*Task statement*
State how many lines include "Balthus", giving the number by itself.

*Entries supplied*
+ + + +

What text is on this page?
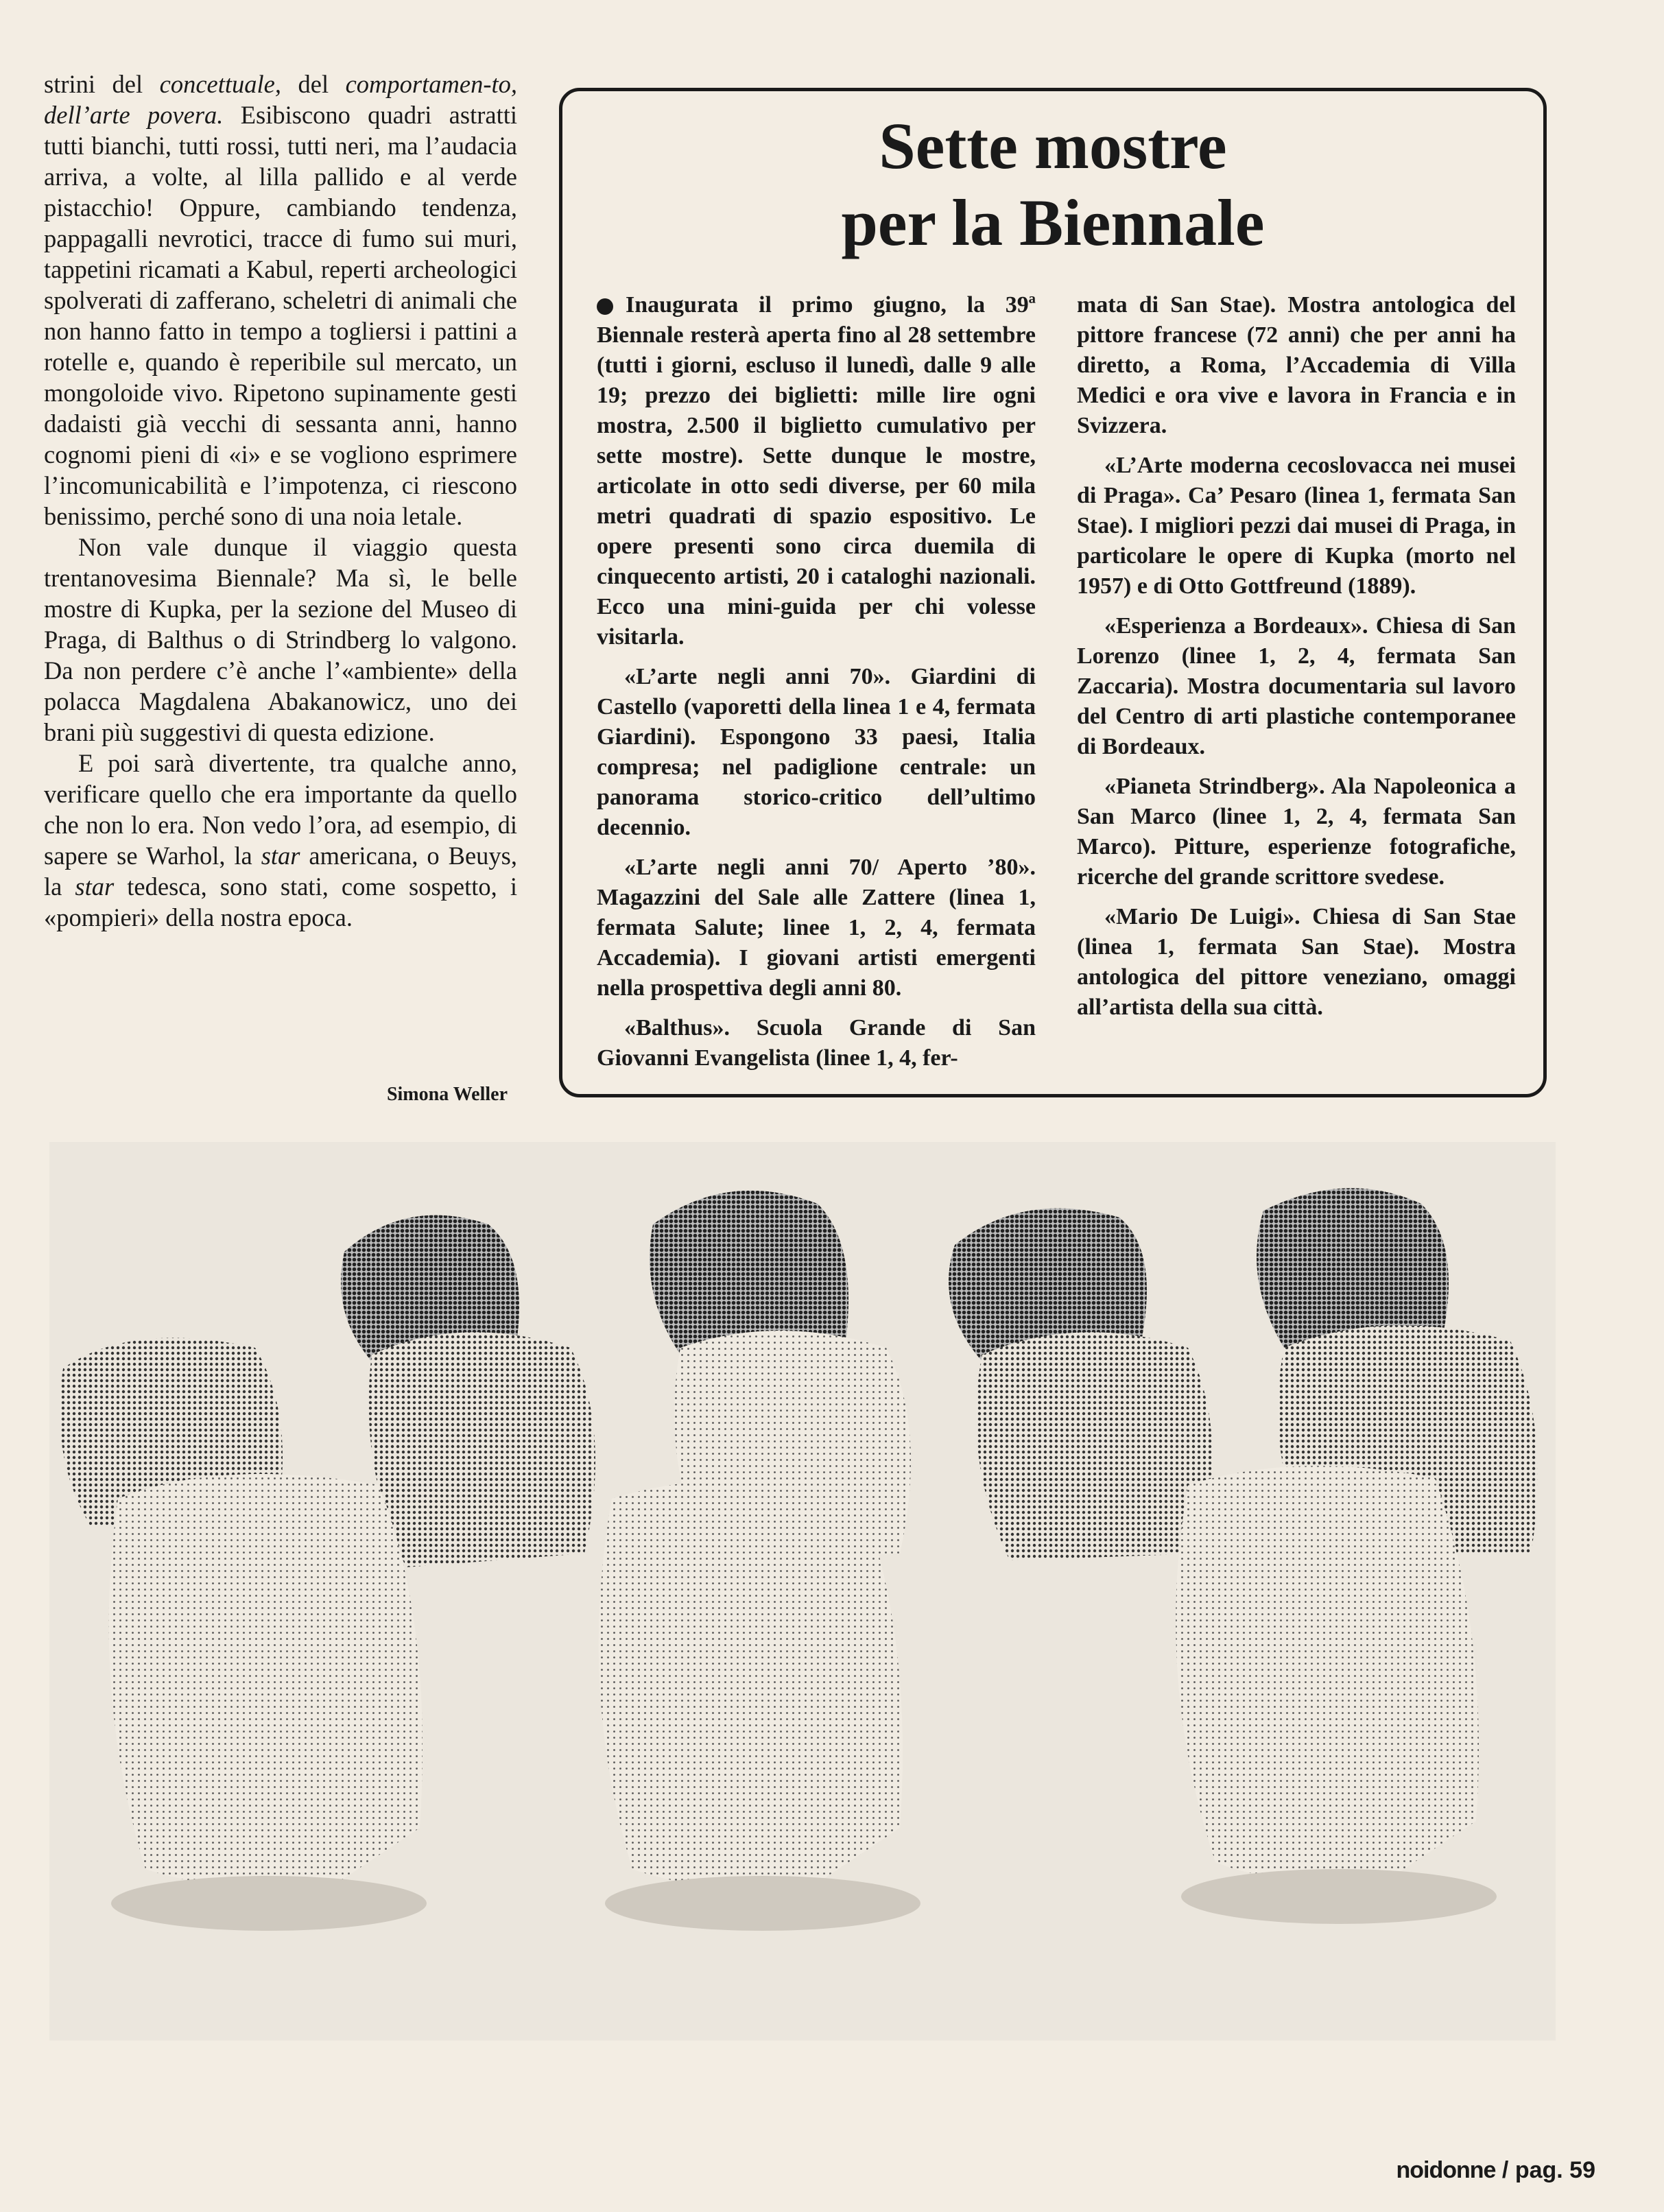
strini del concettuale, del comportamen-to, dell’arte povera. Esibiscono quadri astratti tutti bianchi, tutti rossi, tutti neri, ma l’audacia arriva, a volte, al lilla pallido e al verde pistacchio! Oppure, cambiando tendenza, pappagalli nevrotici, tracce di fumo sui muri, tappetini ricamati a Kabul, reperti archeologici spolverati di zafferano, scheletri di animali che non hanno fatto in tempo a togliersi i pattini a rotelle e, quando è reperibile sul mercato, un mongoloide vivo. Ripetono supinamente gesti dadaisti già vecchi di sessanta anni, hanno cognomi pieni di «i» e se vogliono esprimere l’incomunicabilità e l’impotenza, ci riescono benissimo, perché sono di una noia letale.

Non vale dunque il viaggio questa trentanovesima Biennale? Ma sì, le belle mostre di Kupka, per la sezione del Museo di Praga, di Balthus o di Strindberg lo valgono. Da non perdere c’è anche l’«ambiente» della polacca Magdalena Abakanowicz, uno dei brani più suggestivi di questa edizione.

E poi sarà divertente, tra qualche anno, verificare quello che era importante da quello che non lo era. Non vedo l’ora, ad esempio, di sapere se Warhol, la star americana, o Beuys, la star tedesca, sono stati, come sospetto, i «pompieri» della nostra epoca.

Simona Weller
Sette mostre
per la Biennale

Inaugurata il primo giugno, la 39ª Biennale resterà aperta fino al 28 settembre (tutti i giorni, escluso il lunedì, dalle 9 alle 19; prezzo dei biglietti: mille lire ogni mostra, 2.500 il biglietto cumulativo per sette mostre). Sette dunque le mostre, articolate in otto sedi diverse, per 60 mila metri quadrati di spazio espositivo. Le opere presenti sono circa duemila di cinquecento artisti, 20 i cataloghi nazionali. Ecco una mini-guida per chi volesse visitarla.

«L’arte negli anni 70». Giardini di Castello (vaporetti della linea 1 e 4, fermata Giardini). Espongono 33 paesi, Italia compresa; nel padiglione centrale: un panorama storico-critico dell’ultimo decennio.

«L’arte negli anni 70/ Aperto ’80». Magazzini del Sale alle Zattere (linea 1, fermata Salute; linee 1, 2, 4, fermata Accademia). I giovani artisti emergenti nella prospettiva degli anni 80.

«Balthus». Scuola Grande di San Giovanni Evangelista (linee 1, 4, fer-

mata di San Stae). Mostra antologica del pittore francese (72 anni) che per anni ha diretto, a Roma, l’Accademia di Villa Medici e ora vive e lavora in Francia e in Svizzera.

«L’Arte moderna cecoslovacca nei musei di Praga». Ca’ Pesaro (linea 1, fermata San Stae). I migliori pezzi dai musei di Praga, in particolare le opere di Kupka (morto nel 1957) e di Otto Gottfreund (1889).

«Esperienza a Bordeaux». Chiesa di San Lorenzo (linee 1, 2, 4, fermata San Zaccaria). Mostra documentaria sul lavoro del Centro di arti plastiche contemporanee di Bordeaux.

«Pianeta Strindberg». Ala Napoleonica a San Marco (linee 1, 2, 4, fermata San Marco). Pitture, esperienze fotografiche, ricerche del grande scrittore svedese.

«Mario De Luigi». Chiesa di San Stae (linea 1, fermata San Stae). Mostra antologica del pittore veneziano, omaggi all’artista della sua città.

noidonne / pag. 59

+ + + +

*Result for this exercise*
2